## WHAT THE TASK REQUIRES
Say the number of lines containing the string "blinds", and say nothing else.

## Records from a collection
= = = = = = =

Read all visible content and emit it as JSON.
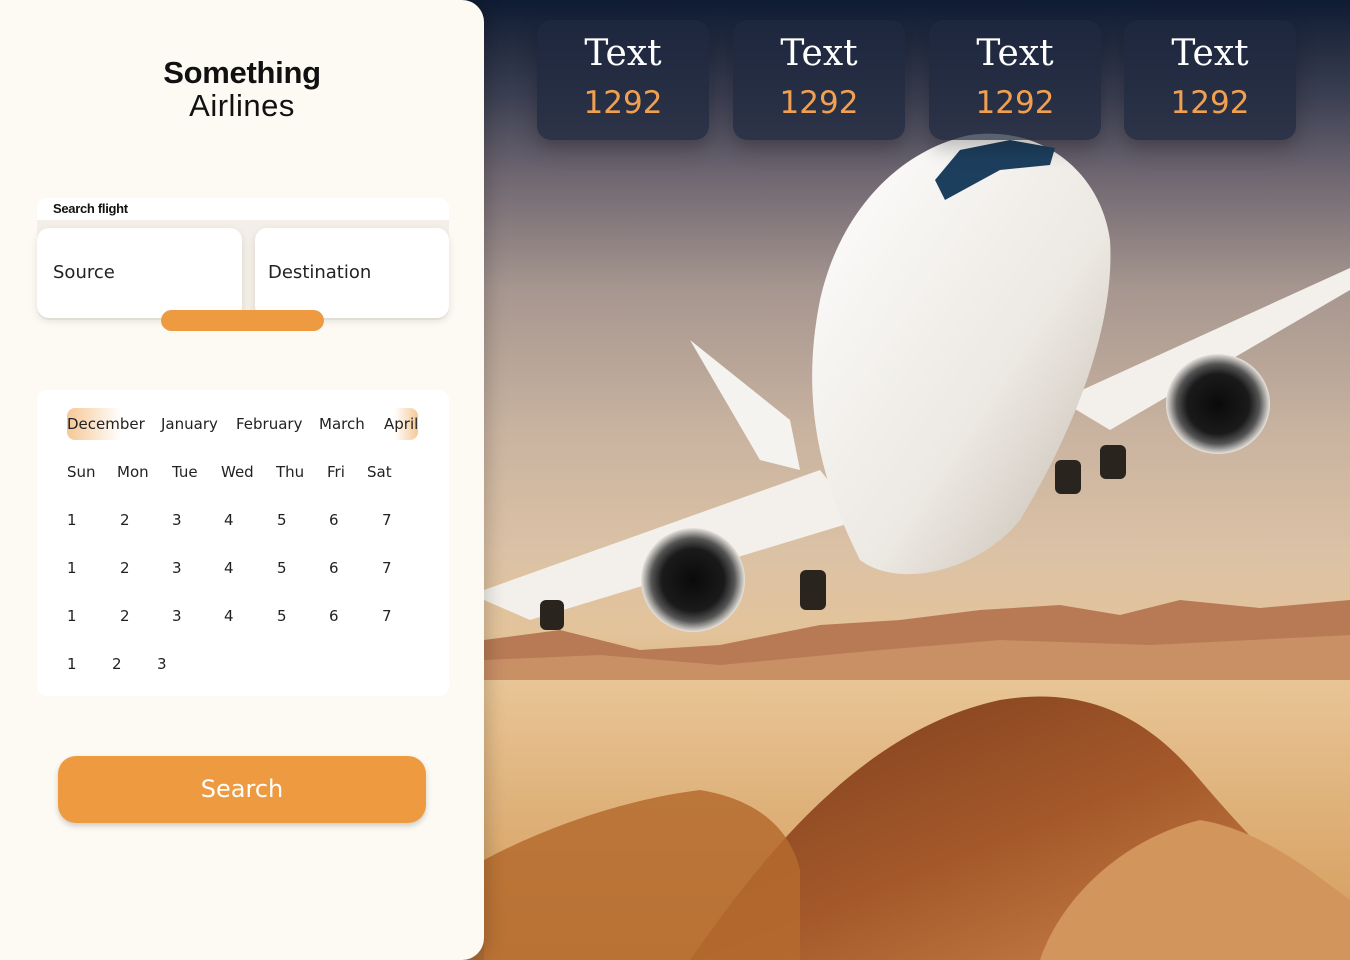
{
  "brand": {
    "line1": "Something",
    "line2": "Airlines"
  },
  "search": {
    "title": "Search flight",
    "source_label": "Source",
    "destination_label": "Destination"
  },
  "calendar": {
    "months": [
      "December",
      "January",
      "February",
      "March",
      "April"
    ],
    "weekdays": [
      "Sun",
      "Mon",
      "Tue",
      "Wed",
      "Thu",
      "Fri",
      "Sat"
    ],
    "weeks": [
      [
        "1",
        "2",
        "3",
        "4",
        "5",
        "6",
        "7"
      ],
      [
        "1",
        "2",
        "3",
        "4",
        "5",
        "6",
        "7"
      ],
      [
        "1",
        "2",
        "3",
        "4",
        "5",
        "6",
        "7"
      ],
      [
        "1",
        "2",
        "3"
      ]
    ]
  },
  "search_button": "Search",
  "stats": [
    {
      "label": "Text",
      "value": "1292"
    },
    {
      "label": "Text",
      "value": "1292"
    },
    {
      "label": "Text",
      "value": "1292"
    },
    {
      "label": "Text",
      "value": "1292"
    }
  ],
  "colors": {
    "accent": "#ee9a40",
    "panel_bg": "#fdf9f3",
    "stat_value": "#f0a050",
    "stat_card_bg": "#1e283e"
  },
  "icons": {
    "hero": "airplane-illustration"
  }
}
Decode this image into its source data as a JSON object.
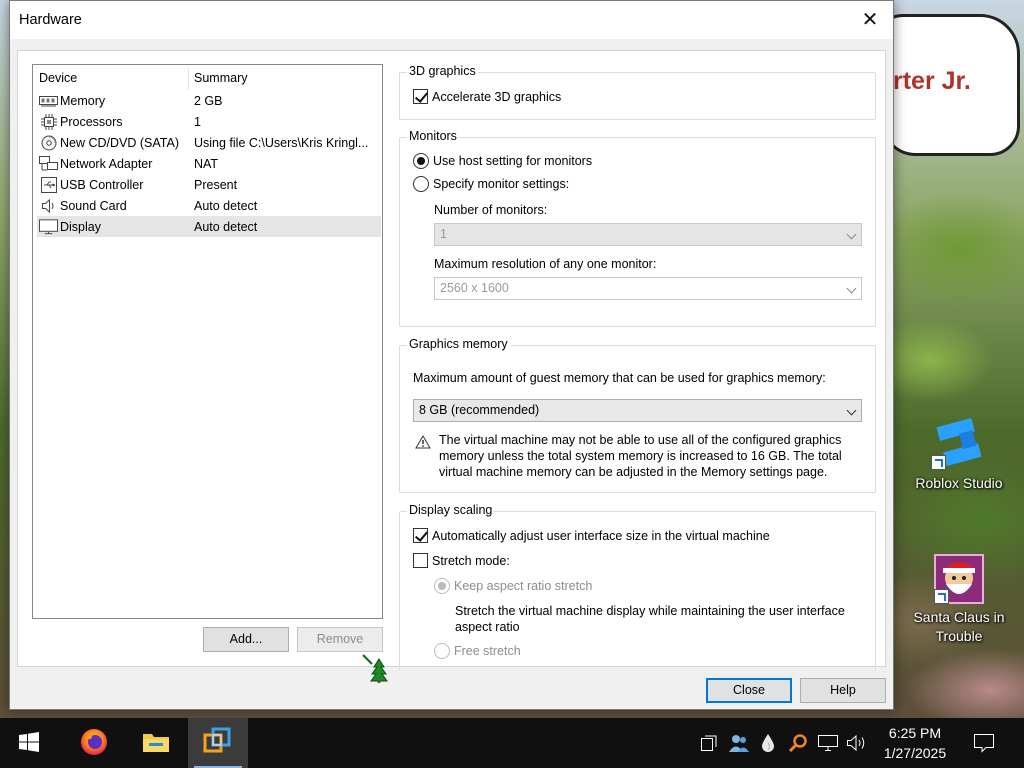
{
  "dialog": {
    "title": "Hardware",
    "close_label": "Close",
    "help_label": "Help"
  },
  "device_list": {
    "col_device": "Device",
    "col_summary": "Summary",
    "rows": [
      {
        "name": "Memory",
        "summary": "2 GB",
        "icon": "memory-icon"
      },
      {
        "name": "Processors",
        "summary": "1",
        "icon": "processor-icon"
      },
      {
        "name": "New CD/DVD (SATA)",
        "summary": "Using file C:\\Users\\Kris Kringl...",
        "icon": "cd-dvd-icon"
      },
      {
        "name": "Network Adapter",
        "summary": "NAT",
        "icon": "network-adapter-icon"
      },
      {
        "name": "USB Controller",
        "summary": "Present",
        "icon": "usb-icon"
      },
      {
        "name": "Sound Card",
        "summary": "Auto detect",
        "icon": "speaker-icon"
      },
      {
        "name": "Display",
        "summary": "Auto detect",
        "icon": "monitor-icon",
        "selected": true
      }
    ],
    "add_label": "Add...",
    "remove_label": "Remove"
  },
  "graphics3d": {
    "legend": "3D graphics",
    "accelerate_label": "Accelerate 3D graphics",
    "accelerate_checked": true
  },
  "monitors": {
    "legend": "Monitors",
    "use_host_label": "Use host setting for monitors",
    "specify_label": "Specify monitor settings:",
    "selected": "use_host",
    "num_monitors_label": "Number of monitors:",
    "num_monitors_value": "1",
    "max_res_label": "Maximum resolution of any one monitor:",
    "max_res_value": "2560 x 1600"
  },
  "graphics_memory": {
    "legend": "Graphics memory",
    "max_label": "Maximum amount of guest memory that can be used for graphics memory:",
    "value": "8 GB (recommended)",
    "warning": "The virtual machine may not be able to use all of the configured graphics memory unless the total system memory is increased to 16 GB. The total virtual machine memory can be adjusted in the Memory settings page."
  },
  "display_scaling": {
    "legend": "Display scaling",
    "auto_adjust_label": "Automatically adjust user interface size in the virtual machine",
    "auto_adjust_checked": true,
    "stretch_label": "Stretch mode:",
    "stretch_checked": false,
    "keep_aspect_label": "Keep aspect ratio stretch",
    "keep_aspect_desc": "Stretch the virtual machine display while maintaining the user interface aspect ratio",
    "free_stretch_label": "Free stretch"
  },
  "desktop": {
    "speech_text": "rter Jr.",
    "icons": [
      {
        "label": "Roblox Studio",
        "icon": "roblox-studio-icon"
      },
      {
        "label": "Santa Claus in Trouble",
        "icon": "santa-claus-game-icon"
      }
    ]
  },
  "taskbar": {
    "apps": [
      {
        "name": "start",
        "icon": "windows-start-icon"
      },
      {
        "name": "firefox",
        "icon": "firefox-icon"
      },
      {
        "name": "file-explorer",
        "icon": "file-explorer-icon"
      },
      {
        "name": "vmware",
        "icon": "vmware-workstation-icon"
      }
    ],
    "time": "6:25 PM",
    "date": "1/27/2025"
  }
}
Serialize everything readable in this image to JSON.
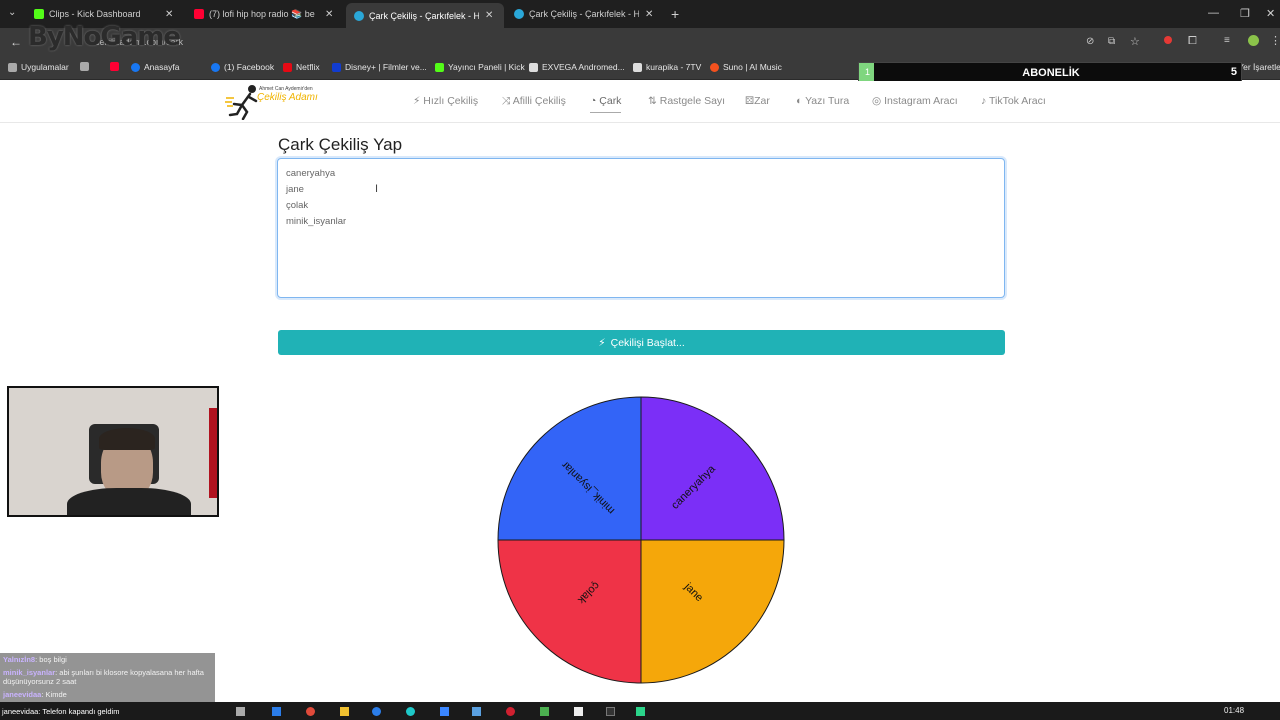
{
  "browser": {
    "tabs": [
      {
        "title": "Clips - Kick Dashboard",
        "color": "#53fc18"
      },
      {
        "title": "(7) lofi hip hop radio 📚 be",
        "color": "#ff0033"
      },
      {
        "title": "Çark Çekiliş - Çarkıfelek - H",
        "color": "#2aa7d8"
      },
      {
        "title": "Çark Çekiliş - Çarkıfelek - Hızlı Ç",
        "color": "#2aa7d8"
      }
    ],
    "window_controls": {
      "minimize": "—",
      "maximize": "❐",
      "close": "✕"
    },
    "address_text": "cekilisadami.com/cark"
  },
  "bookmarks": [
    {
      "label": "Uygulamalar",
      "color": "#aaaaaa"
    },
    {
      "label": "",
      "color": "#aaaaaa"
    },
    {
      "label": "",
      "color": "#ff0033"
    },
    {
      "label": "Anasayfa",
      "color": "#1877f2"
    },
    {
      "label": "(1) Facebook",
      "color": "#1877f2"
    },
    {
      "label": "Netflix",
      "color": "#e50914"
    },
    {
      "label": "Disney+ | Filmler ve...",
      "color": "#113ccf"
    },
    {
      "label": "Yayıncı Paneli | Kick",
      "color": "#53fc18"
    },
    {
      "label": "EXVEGA Andromed...",
      "color": "#dddddd"
    },
    {
      "label": "kurapika - 7TV",
      "color": "#dddddd"
    },
    {
      "label": "Suno | AI Music",
      "color": "#f4511e"
    },
    {
      "label": "Tüm Yer İşaretleri",
      "color": "#888888"
    }
  ],
  "stream_logo": "ByNoGame",
  "subscription": {
    "label": "ABONELİK",
    "current": "1",
    "goal": "5",
    "progress": 0.2
  },
  "site": {
    "logo_line1": "Ahmet Can Aydemir'den",
    "logo_line2": "Çekiliş Adamı",
    "nav": [
      {
        "label": "Hızlı Çekiliş",
        "icon": "bolt-icon"
      },
      {
        "label": "Afilli Çekiliş",
        "icon": "shuffle-icon"
      },
      {
        "label": "Çark",
        "icon": "pie-icon"
      },
      {
        "label": "Rastgele Sayı",
        "icon": "sort-icon"
      },
      {
        "label": "Zar",
        "icon": "dice-icon"
      },
      {
        "label": "Yazı Tura",
        "icon": "coin-icon"
      },
      {
        "label": "Instagram Aracı",
        "icon": "instagram-icon"
      },
      {
        "label": "TikTok Aracı",
        "icon": "tiktok-icon"
      }
    ],
    "active_nav": "Çark"
  },
  "main": {
    "title": "Çark Çekiliş Yap",
    "names": [
      "caneryahya",
      "jane",
      "çolak",
      "minik_isyanlar"
    ],
    "start_button": "Çekilişi Başlat..."
  },
  "wheel": {
    "segments": [
      {
        "label": "caneryahya",
        "color": "#7b2ff7"
      },
      {
        "label": "jane",
        "color": "#f5a70a"
      },
      {
        "label": "çolak",
        "color": "#ef3347"
      },
      {
        "label": "minik_isyanlar",
        "color": "#3364f7"
      }
    ]
  },
  "chat": [
    {
      "user": "Yalnızİn8",
      "message": "boş bilgi"
    },
    {
      "user": "minik_isyanlar",
      "message": "abi şunları bi klosore kopyalasana her hafta düşünüyorsunz 2 saat"
    },
    {
      "user": "janeevidaa",
      "message": "Kimde"
    },
    {
      "user": "janeevidaa",
      "message": "Telefon kapandı geldim"
    }
  ],
  "clock": "01:48"
}
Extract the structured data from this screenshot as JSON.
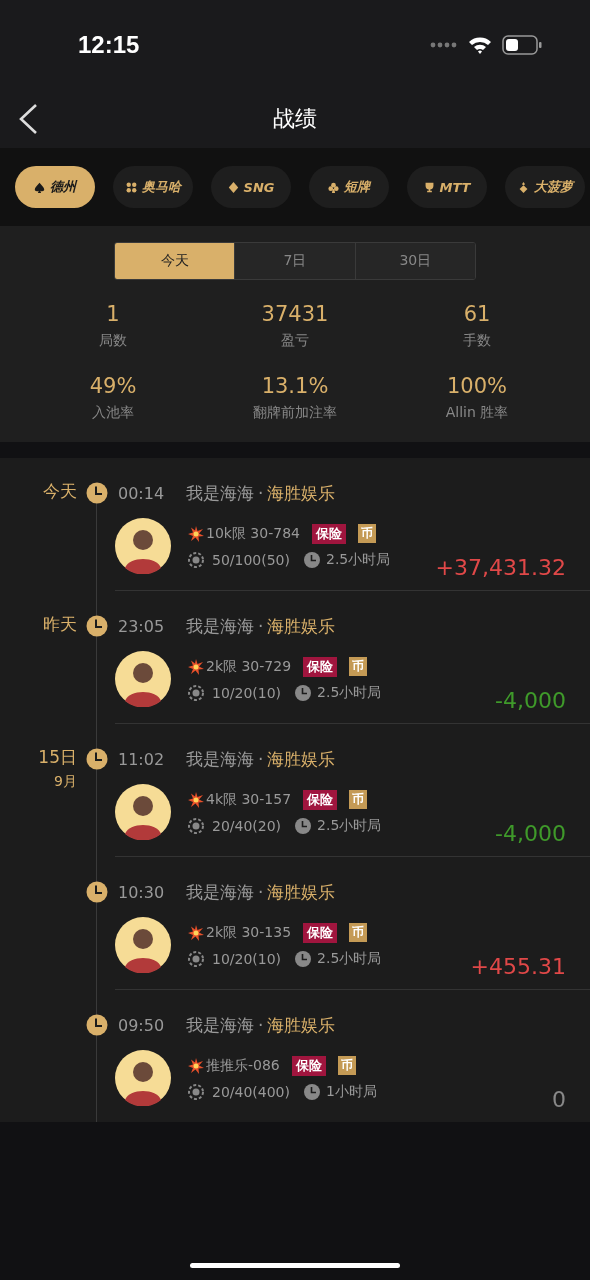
{
  "status_bar": {
    "time": "12:15"
  },
  "nav": {
    "title": "战绩"
  },
  "categories": [
    {
      "label": "德州",
      "selected": true
    },
    {
      "label": "奥马哈",
      "selected": false
    },
    {
      "label": "SNG",
      "selected": false
    },
    {
      "label": "短牌",
      "selected": false
    },
    {
      "label": "MTT",
      "selected": false
    },
    {
      "label": "大菠萝",
      "selected": false
    }
  ],
  "periods": [
    {
      "label": "今天",
      "selected": true
    },
    {
      "label": "7日",
      "selected": false
    },
    {
      "label": "30日",
      "selected": false
    }
  ],
  "stats": [
    {
      "value": "1",
      "label": "局数"
    },
    {
      "value": "37431",
      "label": "盈亏"
    },
    {
      "value": "61",
      "label": "手数"
    },
    {
      "value": "49%",
      "label": "入池率"
    },
    {
      "value": "13.1%",
      "label": "翻牌前加注率"
    },
    {
      "value": "100%",
      "label": "Allin 胜率"
    }
  ],
  "records": [
    {
      "day": "今天",
      "time": "00:14",
      "player": "我是海海",
      "separator": "·",
      "club": "海胜娱乐",
      "game": "10k限 30-784",
      "insurance": "保险",
      "coin": "币",
      "blinds": "50/100(50)",
      "duration": "2.5小时局",
      "result": "+37,431.32",
      "kind": "win"
    },
    {
      "day": "昨天",
      "time": "23:05",
      "player": "我是海海",
      "separator": "·",
      "club": "海胜娱乐",
      "game": "2k限 30-729",
      "insurance": "保险",
      "coin": "币",
      "blinds": "10/20(10)",
      "duration": "2.5小时局",
      "result": "-4,000",
      "kind": "loss"
    },
    {
      "day": "15日",
      "month": "9月",
      "time": "11:02",
      "player": "我是海海",
      "separator": "·",
      "club": "海胜娱乐",
      "game": "4k限 30-157",
      "insurance": "保险",
      "coin": "币",
      "blinds": "20/40(20)",
      "duration": "2.5小时局",
      "result": "-4,000",
      "kind": "loss"
    },
    {
      "time": "10:30",
      "player": "我是海海",
      "separator": "·",
      "club": "海胜娱乐",
      "game": "2k限 30-135",
      "insurance": "保险",
      "coin": "币",
      "blinds": "10/20(10)",
      "duration": "2.5小时局",
      "result": "+455.31",
      "kind": "win"
    },
    {
      "time": "09:50",
      "player": "我是海海",
      "separator": "·",
      "club": "海胜娱乐",
      "game": "推推乐-086",
      "insurance": "保险",
      "coin": "币",
      "blinds": "20/40(400)",
      "duration": "1小时局",
      "result": "0",
      "kind": "even"
    }
  ]
}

= = = = = = =

## RESPONSE
5